__Written problem__
Set every record down verbatim and omit the pictures.

__Provided material__
— Begin —

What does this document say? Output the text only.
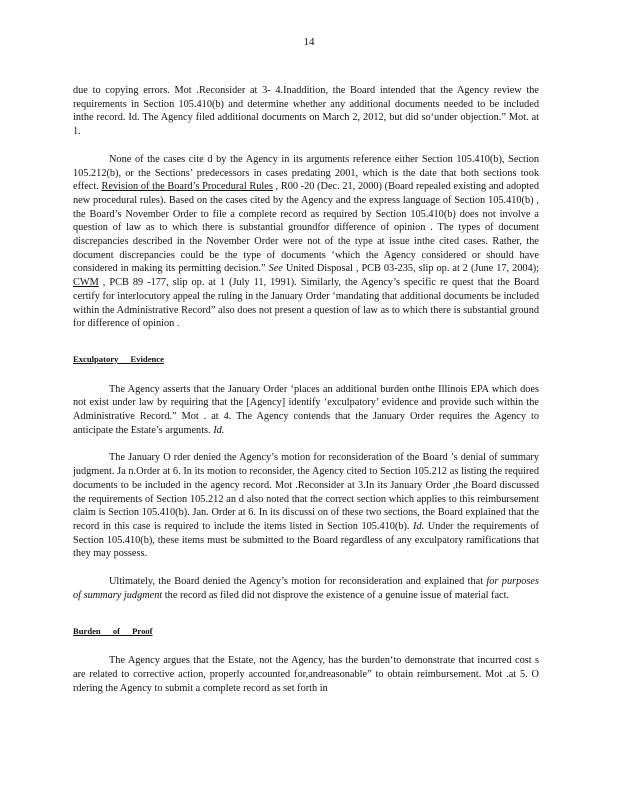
14

due to copying errors. Mot .Reconsider at 3- 4.Inaddition, the Board intended that the Agency review the requirements in Section 105.410(b) and determine whether any additional documents needed to be included inthe record. Id. The Agency filed additional documents on March 2, 2012, but did so‘under objection.” Mot. at 1.

None of the cases cite d by the Agency in its arguments reference either Section 105.410(b), Section 105.212(b), or the Sections’ predecessors in cases predating 2001, which is the date that both sections took effect. Revision of the Board’s Procedural Rules , R00 -20 (Dec. 21, 2000) (Board repealed existing and adopted new procedural rules). Based on the cases cited by the Agency and the express language of Section 105.410(b) , the Board’s November Order to file a complete record as required by Section 105.410(b) does not involve a question of law as to which there is substantial groundfor difference of opinion . The types of document discrepancies described in the November Order were not of the type at issue inthe cited cases. Rather, the document discrepancies could be the type of documents ‘which the Agency considered or should have considered in making its permitting decision.” See United Disposal , PCB 03-235, slip op. at 2 (June 17, 2004); CWM , PCB 89 -177, slip op. at 1 (July 11, 1991). Similarly, the Agency’s specific re quest that the Board certify for interlocutory appeal the ruling in the January Order ‘mandating that additional documents be included within the Administrative Record” also does not present a question of law as to which there is substantial ground for difference of opinion .

Exculpatory Evidence

The Agency asserts that the January Order ‘places an additional burden onthe Illinois EPA which does not exist under law by requiring that the [Agency] identify ‘exculpatory’ evidence and provide such within the Administrative Record.” Mot . at 4. The Agency contends that the January Order requires the Agency to anticipate the Estate’s arguments. Id.

The January O rder denied the Agency’s motion for reconsideration of the Board ’s denial of summary judgment. Ja n.Order at 6. In its motion to reconsider, the Agency cited to Section 105.212 as listing the required documents to be included in the agency record. Mot .Reconsider at 3.In its January Order ,the Board discussed the requirements of Section 105.212 an d also noted that the correct section which applies to this reimbursement claim is Section 105.410(b). Jan. Order at 6. In its discussi on of these two sections, the Board explained that the record in this case is required to include the items listed in Section 105.410(b). Id. Under the requirements of Section 105.410(b), these items must be submitted to the Board regardless of any exculpatory ramifications that they may possess.

Ultimately, the Board denied the Agency’s motion for reconsideration and explained that for purposes of summary judgment the record as filed did not disprove the existence of a genuine issue of material fact.

Burden of Proof

The Agency argues that the Estate, not the Agency, has the burden‘to demonstrate that incurred cost s are related to corrective action, properly accounted for,andreasonable” to obtain reimbursement. Mot .at 5. O rdering the Agency to submit a complete record as set forth in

— End —

__Written solution__
What does this document say? Output the text only.
14

due to copying errors. Mot .Reconsider at 3- 4.Inaddition, the Board intended that the Agency review the requirements in Section 105.410(b) and determine whether any additional documents needed to be included inthe record. Id. The Agency filed additional documents on March 2, 2012, but did so‘under objection.” Mot. at 1.

None of the cases cite d by the Agency in its arguments reference either Section 105.410(b), Section 105.212(b), or the Sections’ predecessors in cases predating 2001, which is the date that both sections took effect. Revision of the Board’s Procedural Rules , R00 -20 (Dec. 21, 2000) (Board repealed existing and adopted new procedural rules). Based on the cases cited by the Agency and the express language of Section 105.410(b) , the Board’s November Order to file a complete record as required by Section 105.410(b) does not involve a question of law as to which there is substantial groundfor difference of opinion . The types of document discrepancies described in the November Order were not of the type at issue inthe cited cases. Rather, the document discrepancies could be the type of documents ‘which the Agency considered or should have considered in making its permitting decision.” See United Disposal , PCB 03-235, slip op. at 2 (June 17, 2004); CWM , PCB 89 -177, slip op. at 1 (July 11, 1991). Similarly, the Agency’s specific re quest that the Board certify for interlocutory appeal the ruling in the January Order ‘mandating that additional documents be included within the Administrative Record” also does not present a question of law as to which there is substantial ground for difference of opinion .

Exculpatory Evidence

The Agency asserts that the January Order ‘places an additional burden onthe Illinois EPA which does not exist under law by requiring that the [Agency] identify ‘exculpatory’ evidence and provide such within the Administrative Record.” Mot . at 4. The Agency contends that the January Order requires the Agency to anticipate the Estate’s arguments. Id.

The January O rder denied the Agency’s motion for reconsideration of the Board ’s denial of summary judgment. Ja n.Order at 6. In its motion to reconsider, the Agency cited to Section 105.212 as listing the required documents to be included in the agency record. Mot .Reconsider at 3.In its January Order ,the Board discussed the requirements of Section 105.212 an d also noted that the correct section which applies to this reimbursement claim is Section 105.410(b). Jan. Order at 6. In its discussi on of these two sections, the Board explained that the record in this case is required to include the items listed in Section 105.410(b). Id. Under the requirements of Section 105.410(b), these items must be submitted to the Board regardless of any exculpatory ramifications that they may possess.

Ultimately, the Board denied the Agency’s motion for reconsideration and explained that for purposes of summary judgment the record as filed did not disprove the existence of a genuine issue of material fact.

Burden of Proof

The Agency argues that the Estate, not the Agency, has the burden‘to demonstrate that incurred cost s are related to corrective action, properly accounted for,andreasonable” to obtain reimbursement. Mot .at 5. O rdering the Agency to submit a complete record as set forth in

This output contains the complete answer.